▶ [WHAT TO PRODUCE]:
Search the records that follow and extract every line containing the string "zrcátka".

▶ [EXERCISE INPUT]:
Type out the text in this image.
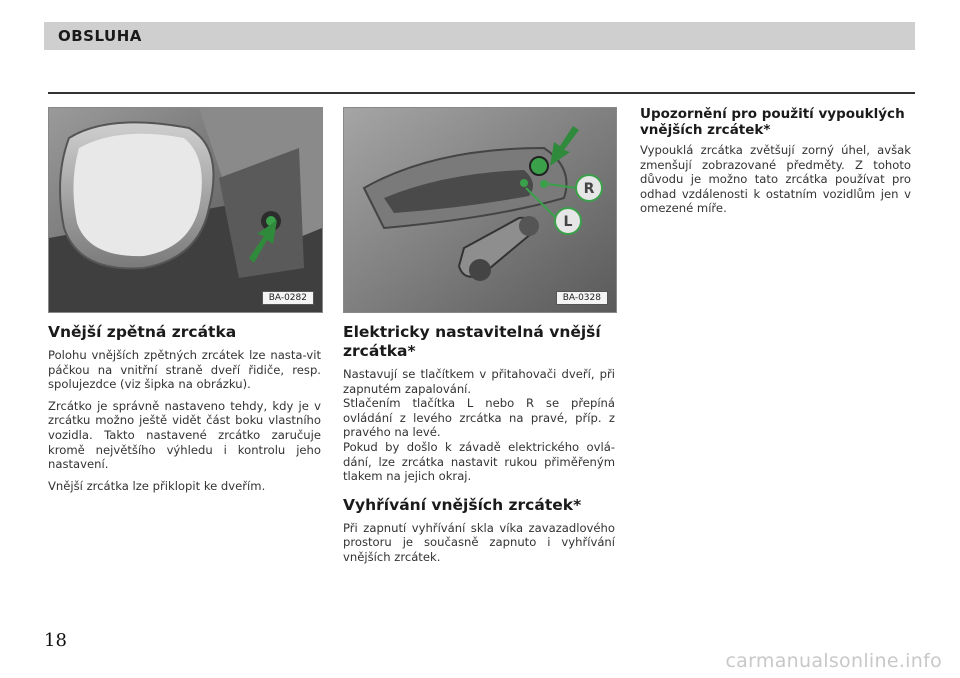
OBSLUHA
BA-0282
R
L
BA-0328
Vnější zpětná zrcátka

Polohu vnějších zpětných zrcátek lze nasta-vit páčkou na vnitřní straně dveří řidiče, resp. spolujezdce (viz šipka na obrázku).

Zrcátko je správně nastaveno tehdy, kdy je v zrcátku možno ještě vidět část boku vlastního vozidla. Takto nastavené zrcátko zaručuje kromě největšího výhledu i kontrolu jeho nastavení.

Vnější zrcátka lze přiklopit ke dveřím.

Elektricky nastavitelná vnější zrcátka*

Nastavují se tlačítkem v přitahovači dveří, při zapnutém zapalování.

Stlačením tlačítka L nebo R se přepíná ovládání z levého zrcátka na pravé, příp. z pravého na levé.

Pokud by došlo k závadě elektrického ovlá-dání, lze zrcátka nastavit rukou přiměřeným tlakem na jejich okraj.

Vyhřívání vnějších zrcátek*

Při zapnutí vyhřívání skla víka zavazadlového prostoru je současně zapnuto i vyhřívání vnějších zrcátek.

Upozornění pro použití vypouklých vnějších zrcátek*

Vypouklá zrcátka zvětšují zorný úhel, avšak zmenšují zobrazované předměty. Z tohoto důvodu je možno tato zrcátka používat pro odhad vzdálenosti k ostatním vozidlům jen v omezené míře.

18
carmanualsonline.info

▶ [SOLUTION]:
Vnější zpětná zrcátka
Vnější zrcátka lze přiklopit ke dveřím.
Elektricky nastavitelná vnější zrcátka*
Stlačením tlačítka L nebo R se přepíná ovládání z levého zrcátka na pravé, příp. z pravého na levé.
Pokud by došlo k závadě elektrického ovlá-dání, lze zrcátka nastavit rukou přiměřeným tlakem na jejich okraj.
Vypouklá zrcátka zvětšují zorný úhel, avšak zmenšují zobrazované předměty. Z tohoto důvodu je možno tato zrcátka používat pro odhad vzdálenosti k ostatním vozidlům jen v omezené míře.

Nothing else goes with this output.